§ WRITTEN REQUEST: Leave out the pictures and restate the rest of the data exactly.

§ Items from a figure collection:
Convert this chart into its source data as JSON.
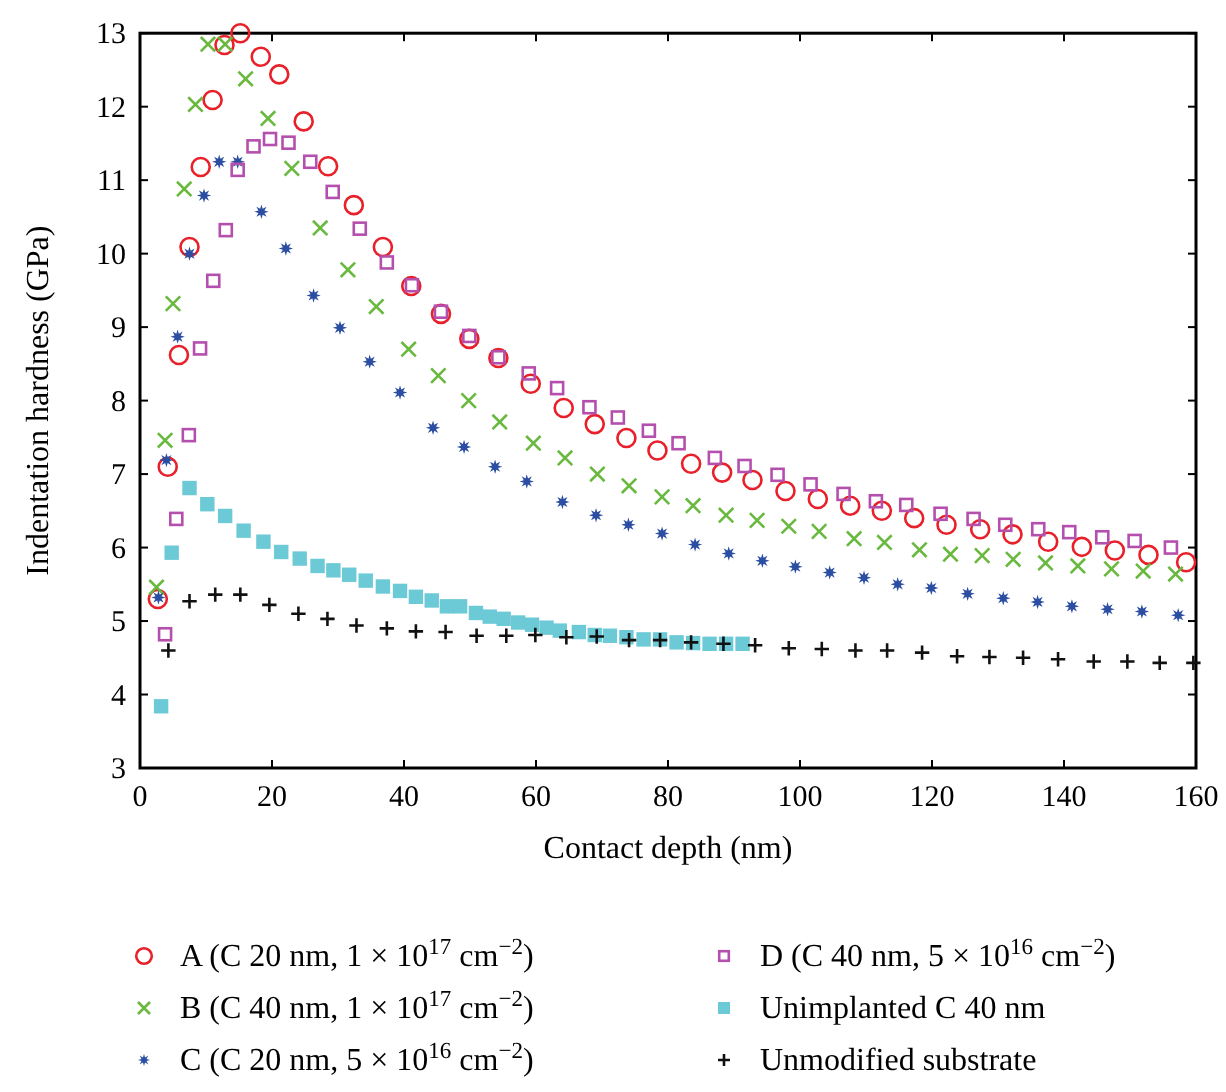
{
  "chart_data": {
    "type": "scatter",
    "xlabel": "Contact depth (nm)",
    "ylabel": "Indentation hardness (GPa)",
    "xlim": [
      0,
      160
    ],
    "ylim": [
      3,
      13
    ],
    "xticks": [
      0,
      20,
      40,
      60,
      80,
      100,
      120,
      140,
      160
    ],
    "yticks": [
      3,
      4,
      5,
      6,
      7,
      8,
      9,
      10,
      11,
      12,
      13
    ],
    "grid": false,
    "legend": "bottom",
    "series": [
      {
        "name": "A (C 20 nm, 1 × 10$^{17}$ cm$^{−2}$)",
        "color": "#e8202a",
        "marker": "circle",
        "x": [
          2.7,
          4.2,
          5.9,
          7.5,
          9.2,
          11.0,
          12.8,
          15.2,
          18.3,
          21.1,
          24.8,
          28.5,
          32.4,
          36.8,
          41.1,
          45.6,
          49.9,
          54.3,
          59.2,
          64.2,
          68.9,
          73.7,
          78.4,
          83.5,
          88.2,
          92.8,
          97.8,
          102.7,
          107.6,
          112.4,
          117.3,
          122.2,
          127.3,
          132.2,
          137.6,
          142.7,
          147.7,
          152.8,
          158.5
        ],
        "values": [
          5.3,
          7.1,
          8.62,
          10.09,
          11.18,
          12.09,
          12.84,
          13.0,
          12.68,
          12.44,
          11.8,
          11.19,
          10.66,
          10.09,
          9.56,
          9.18,
          8.84,
          8.58,
          8.23,
          7.9,
          7.68,
          7.49,
          7.32,
          7.14,
          7.02,
          6.92,
          6.77,
          6.66,
          6.57,
          6.5,
          6.4,
          6.31,
          6.25,
          6.18,
          6.08,
          6.01,
          5.96,
          5.9,
          5.8
        ]
      },
      {
        "name": "B (C 40 nm, 1 × 10$^{17}$ cm$^{−2}$)",
        "color": "#6ab93f",
        "marker": "cross",
        "x": [
          2.5,
          3.8,
          5.0,
          6.7,
          8.4,
          10.3,
          12.9,
          16.0,
          19.4,
          23.0,
          27.3,
          31.5,
          35.8,
          40.7,
          45.2,
          49.8,
          54.5,
          59.6,
          64.4,
          69.3,
          74.1,
          79.1,
          83.8,
          88.8,
          93.5,
          98.3,
          102.9,
          108.2,
          112.8,
          118.1,
          122.8,
          127.6,
          132.3,
          137.2,
          142.1,
          147.2,
          152.0,
          156.9
        ],
        "values": [
          5.46,
          7.46,
          9.32,
          10.88,
          12.03,
          12.85,
          12.85,
          12.38,
          11.84,
          11.16,
          10.35,
          9.78,
          9.28,
          8.7,
          8.34,
          8.0,
          7.71,
          7.42,
          7.22,
          7.0,
          6.84,
          6.69,
          6.57,
          6.44,
          6.37,
          6.29,
          6.22,
          6.12,
          6.07,
          5.97,
          5.91,
          5.89,
          5.84,
          5.79,
          5.75,
          5.71,
          5.68,
          5.64
        ]
      },
      {
        "name": "C (C 20 nm, 5 × 10$^{16}$ cm$^{−2}$)",
        "color": "#2b4ea2",
        "marker": "star",
        "x": [
          2.8,
          4.0,
          5.7,
          7.5,
          9.7,
          12.0,
          14.8,
          18.4,
          22.1,
          26.3,
          30.3,
          34.8,
          39.4,
          44.4,
          49.1,
          53.8,
          58.6,
          64.0,
          69.1,
          74.0,
          79.1,
          84.1,
          89.2,
          94.3,
          99.3,
          104.5,
          109.7,
          114.8,
          119.9,
          125.4,
          130.8,
          136.0,
          141.2,
          146.6,
          151.8,
          157.3
        ],
        "values": [
          5.32,
          7.19,
          8.87,
          10.0,
          10.79,
          11.25,
          11.25,
          10.57,
          10.07,
          9.43,
          8.99,
          8.53,
          8.11,
          7.63,
          7.37,
          7.1,
          6.9,
          6.62,
          6.44,
          6.31,
          6.19,
          6.04,
          5.92,
          5.82,
          5.74,
          5.66,
          5.59,
          5.5,
          5.45,
          5.37,
          5.31,
          5.26,
          5.2,
          5.16,
          5.13,
          5.08
        ]
      },
      {
        "name": "D (C 40 nm, 5 × 10$^{16}$ cm$^{−2}$)",
        "color": "#b54fae",
        "marker": "square",
        "x": [
          3.8,
          5.5,
          7.4,
          9.1,
          11.1,
          13.0,
          14.8,
          17.2,
          19.7,
          22.5,
          25.8,
          29.2,
          33.3,
          37.4,
          41.2,
          45.6,
          49.9,
          54.3,
          58.9,
          63.2,
          68.1,
          72.4,
          77.1,
          81.6,
          87.1,
          91.6,
          96.6,
          101.6,
          106.6,
          111.5,
          116.1,
          121.3,
          126.3,
          131.1,
          136.1,
          140.8,
          145.8,
          150.7,
          156.2
        ],
        "values": [
          4.82,
          6.39,
          7.53,
          8.71,
          9.63,
          10.32,
          11.14,
          11.46,
          11.56,
          11.51,
          11.25,
          10.84,
          10.34,
          9.88,
          9.57,
          9.21,
          8.88,
          8.59,
          8.37,
          8.17,
          7.91,
          7.77,
          7.59,
          7.42,
          7.22,
          7.11,
          6.99,
          6.86,
          6.73,
          6.63,
          6.58,
          6.46,
          6.39,
          6.31,
          6.25,
          6.21,
          6.14,
          6.09,
          6.0
        ]
      },
      {
        "name": "Unimplanted C 40 nm",
        "color": "#6cc9d6",
        "marker": "square",
        "x": [
          3.2,
          4.8,
          7.5,
          10.2,
          12.9,
          15.7,
          18.7,
          21.4,
          24.2,
          26.9,
          29.3,
          31.7,
          34.2,
          36.8,
          39.4,
          41.8,
          44.2,
          46.5,
          48.5,
          50.9,
          53.0,
          55.1,
          57.3,
          59.4,
          61.6,
          63.6,
          66.5,
          68.9,
          71.2,
          73.7,
          76.3,
          78.8,
          81.3,
          83.8,
          86.3,
          88.8,
          91.3
        ],
        "values": [
          3.84,
          5.93,
          6.81,
          6.59,
          6.43,
          6.23,
          6.08,
          5.94,
          5.85,
          5.75,
          5.69,
          5.63,
          5.55,
          5.47,
          5.41,
          5.33,
          5.28,
          5.2,
          5.2,
          5.11,
          5.06,
          5.03,
          4.98,
          4.95,
          4.91,
          4.87,
          4.85,
          4.81,
          4.8,
          4.78,
          4.75,
          4.75,
          4.71,
          4.7,
          4.69,
          4.69,
          4.69
        ]
      },
      {
        "name": "Unmodified substrate",
        "color": "#111111",
        "marker": "cross",
        "x": [
          4.3,
          7.5,
          11.4,
          15.2,
          19.6,
          24.0,
          28.4,
          32.8,
          37.4,
          41.8,
          46.3,
          51.0,
          55.5,
          59.9,
          64.6,
          69.2,
          74.1,
          78.8,
          83.5,
          88.4,
          93.2,
          98.3,
          103.3,
          108.4,
          113.2,
          118.5,
          123.8,
          128.7,
          133.8,
          139.1,
          144.5,
          149.6,
          154.5,
          159.6
        ],
        "values": [
          4.6,
          5.27,
          5.36,
          5.36,
          5.22,
          5.1,
          5.03,
          4.94,
          4.9,
          4.86,
          4.85,
          4.8,
          4.8,
          4.81,
          4.78,
          4.79,
          4.74,
          4.74,
          4.71,
          4.69,
          4.67,
          4.63,
          4.62,
          4.6,
          4.6,
          4.57,
          4.52,
          4.51,
          4.5,
          4.48,
          4.45,
          4.45,
          4.43,
          4.43
        ]
      }
    ]
  }
}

§ WORKED ANSWER:
Convert this chart into its source data as JSON.
{
  "chart_data": {
    "type": "scatter",
    "xlabel": "Contact depth (nm)",
    "ylabel": "Indentation hardness (GPa)",
    "xlim": [
      0,
      160
    ],
    "ylim": [
      3,
      13
    ],
    "xticks": [
      0,
      20,
      40,
      60,
      80,
      100,
      120,
      140,
      160
    ],
    "yticks": [
      3,
      4,
      5,
      6,
      7,
      8,
      9,
      10,
      11,
      12,
      13
    ],
    "grid": false,
    "legend": "bottom",
    "series": [
      {
        "name": "A (C 20 nm, 1 × 10$^{17}$ cm$^{−2}$)",
        "color": "#e8202a",
        "marker": "circle",
        "x": [
          2.7,
          4.2,
          5.9,
          7.5,
          9.2,
          11.0,
          12.8,
          15.2,
          18.3,
          21.1,
          24.8,
          28.5,
          32.4,
          36.8,
          41.1,
          45.6,
          49.9,
          54.3,
          59.2,
          64.2,
          68.9,
          73.7,
          78.4,
          83.5,
          88.2,
          92.8,
          97.8,
          102.7,
          107.6,
          112.4,
          117.3,
          122.2,
          127.3,
          132.2,
          137.6,
          142.7,
          147.7,
          152.8,
          158.5
        ],
        "values": [
          5.3,
          7.1,
          8.62,
          10.09,
          11.18,
          12.09,
          12.84,
          13.0,
          12.68,
          12.44,
          11.8,
          11.19,
          10.66,
          10.09,
          9.56,
          9.18,
          8.84,
          8.58,
          8.23,
          7.9,
          7.68,
          7.49,
          7.32,
          7.14,
          7.02,
          6.92,
          6.77,
          6.66,
          6.57,
          6.5,
          6.4,
          6.31,
          6.25,
          6.18,
          6.08,
          6.01,
          5.96,
          5.9,
          5.8
        ]
      },
      {
        "name": "B (C 40 nm, 1 × 10$^{17}$ cm$^{−2}$)",
        "color": "#6ab93f",
        "marker": "cross",
        "x": [
          2.5,
          3.8,
          5.0,
          6.7,
          8.4,
          10.3,
          12.9,
          16.0,
          19.4,
          23.0,
          27.3,
          31.5,
          35.8,
          40.7,
          45.2,
          49.8,
          54.5,
          59.6,
          64.4,
          69.3,
          74.1,
          79.1,
          83.8,
          88.8,
          93.5,
          98.3,
          102.9,
          108.2,
          112.8,
          118.1,
          122.8,
          127.6,
          132.3,
          137.2,
          142.1,
          147.2,
          152.0,
          156.9
        ],
        "values": [
          5.46,
          7.46,
          9.32,
          10.88,
          12.03,
          12.85,
          12.85,
          12.38,
          11.84,
          11.16,
          10.35,
          9.78,
          9.28,
          8.7,
          8.34,
          8.0,
          7.71,
          7.42,
          7.22,
          7.0,
          6.84,
          6.69,
          6.57,
          6.44,
          6.37,
          6.29,
          6.22,
          6.12,
          6.07,
          5.97,
          5.91,
          5.89,
          5.84,
          5.79,
          5.75,
          5.71,
          5.68,
          5.64
        ]
      },
      {
        "name": "C (C 20 nm, 5 × 10$^{16}$ cm$^{−2}$)",
        "color": "#2b4ea2",
        "marker": "star",
        "x": [
          2.8,
          4.0,
          5.7,
          7.5,
          9.7,
          12.0,
          14.8,
          18.4,
          22.1,
          26.3,
          30.3,
          34.8,
          39.4,
          44.4,
          49.1,
          53.8,
          58.6,
          64.0,
          69.1,
          74.0,
          79.1,
          84.1,
          89.2,
          94.3,
          99.3,
          104.5,
          109.7,
          114.8,
          119.9,
          125.4,
          130.8,
          136.0,
          141.2,
          146.6,
          151.8,
          157.3
        ],
        "values": [
          5.32,
          7.19,
          8.87,
          10.0,
          10.79,
          11.25,
          11.25,
          10.57,
          10.07,
          9.43,
          8.99,
          8.53,
          8.11,
          7.63,
          7.37,
          7.1,
          6.9,
          6.62,
          6.44,
          6.31,
          6.19,
          6.04,
          5.92,
          5.82,
          5.74,
          5.66,
          5.59,
          5.5,
          5.45,
          5.37,
          5.31,
          5.26,
          5.2,
          5.16,
          5.13,
          5.08
        ]
      },
      {
        "name": "D (C 40 nm, 5 × 10$^{16}$ cm$^{−2}$)",
        "color": "#b54fae",
        "marker": "square",
        "x": [
          3.8,
          5.5,
          7.4,
          9.1,
          11.1,
          13.0,
          14.8,
          17.2,
          19.7,
          22.5,
          25.8,
          29.2,
          33.3,
          37.4,
          41.2,
          45.6,
          49.9,
          54.3,
          58.9,
          63.2,
          68.1,
          72.4,
          77.1,
          81.6,
          87.1,
          91.6,
          96.6,
          101.6,
          106.6,
          111.5,
          116.1,
          121.3,
          126.3,
          131.1,
          136.1,
          140.8,
          145.8,
          150.7,
          156.2
        ],
        "values": [
          4.82,
          6.39,
          7.53,
          8.71,
          9.63,
          10.32,
          11.14,
          11.46,
          11.56,
          11.51,
          11.25,
          10.84,
          10.34,
          9.88,
          9.57,
          9.21,
          8.88,
          8.59,
          8.37,
          8.17,
          7.91,
          7.77,
          7.59,
          7.42,
          7.22,
          7.11,
          6.99,
          6.86,
          6.73,
          6.63,
          6.58,
          6.46,
          6.39,
          6.31,
          6.25,
          6.21,
          6.14,
          6.09,
          6.0
        ]
      },
      {
        "name": "Unimplanted C 40 nm",
        "color": "#6cc9d6",
        "marker": "square",
        "x": [
          3.2,
          4.8,
          7.5,
          10.2,
          12.9,
          15.7,
          18.7,
          21.4,
          24.2,
          26.9,
          29.3,
          31.7,
          34.2,
          36.8,
          39.4,
          41.8,
          44.2,
          46.5,
          48.5,
          50.9,
          53.0,
          55.1,
          57.3,
          59.4,
          61.6,
          63.6,
          66.5,
          68.9,
          71.2,
          73.7,
          76.3,
          78.8,
          81.3,
          83.8,
          86.3,
          88.8,
          91.3
        ],
        "values": [
          3.84,
          5.93,
          6.81,
          6.59,
          6.43,
          6.23,
          6.08,
          5.94,
          5.85,
          5.75,
          5.69,
          5.63,
          5.55,
          5.47,
          5.41,
          5.33,
          5.28,
          5.2,
          5.2,
          5.11,
          5.06,
          5.03,
          4.98,
          4.95,
          4.91,
          4.87,
          4.85,
          4.81,
          4.8,
          4.78,
          4.75,
          4.75,
          4.71,
          4.7,
          4.69,
          4.69,
          4.69
        ]
      },
      {
        "name": "Unmodified substrate",
        "color": "#111111",
        "marker": "cross",
        "x": [
          4.3,
          7.5,
          11.4,
          15.2,
          19.6,
          24.0,
          28.4,
          32.8,
          37.4,
          41.8,
          46.3,
          51.0,
          55.5,
          59.9,
          64.6,
          69.2,
          74.1,
          78.8,
          83.5,
          88.4,
          93.2,
          98.3,
          103.3,
          108.4,
          113.2,
          118.5,
          123.8,
          128.7,
          133.8,
          139.1,
          144.5,
          149.6,
          154.5,
          159.6
        ],
        "values": [
          4.6,
          5.27,
          5.36,
          5.36,
          5.22,
          5.1,
          5.03,
          4.94,
          4.9,
          4.86,
          4.85,
          4.8,
          4.8,
          4.81,
          4.78,
          4.79,
          4.74,
          4.74,
          4.71,
          4.69,
          4.67,
          4.63,
          4.62,
          4.6,
          4.6,
          4.57,
          4.52,
          4.51,
          4.5,
          4.48,
          4.45,
          4.45,
          4.43,
          4.43
        ]
      }
    ]
  }
}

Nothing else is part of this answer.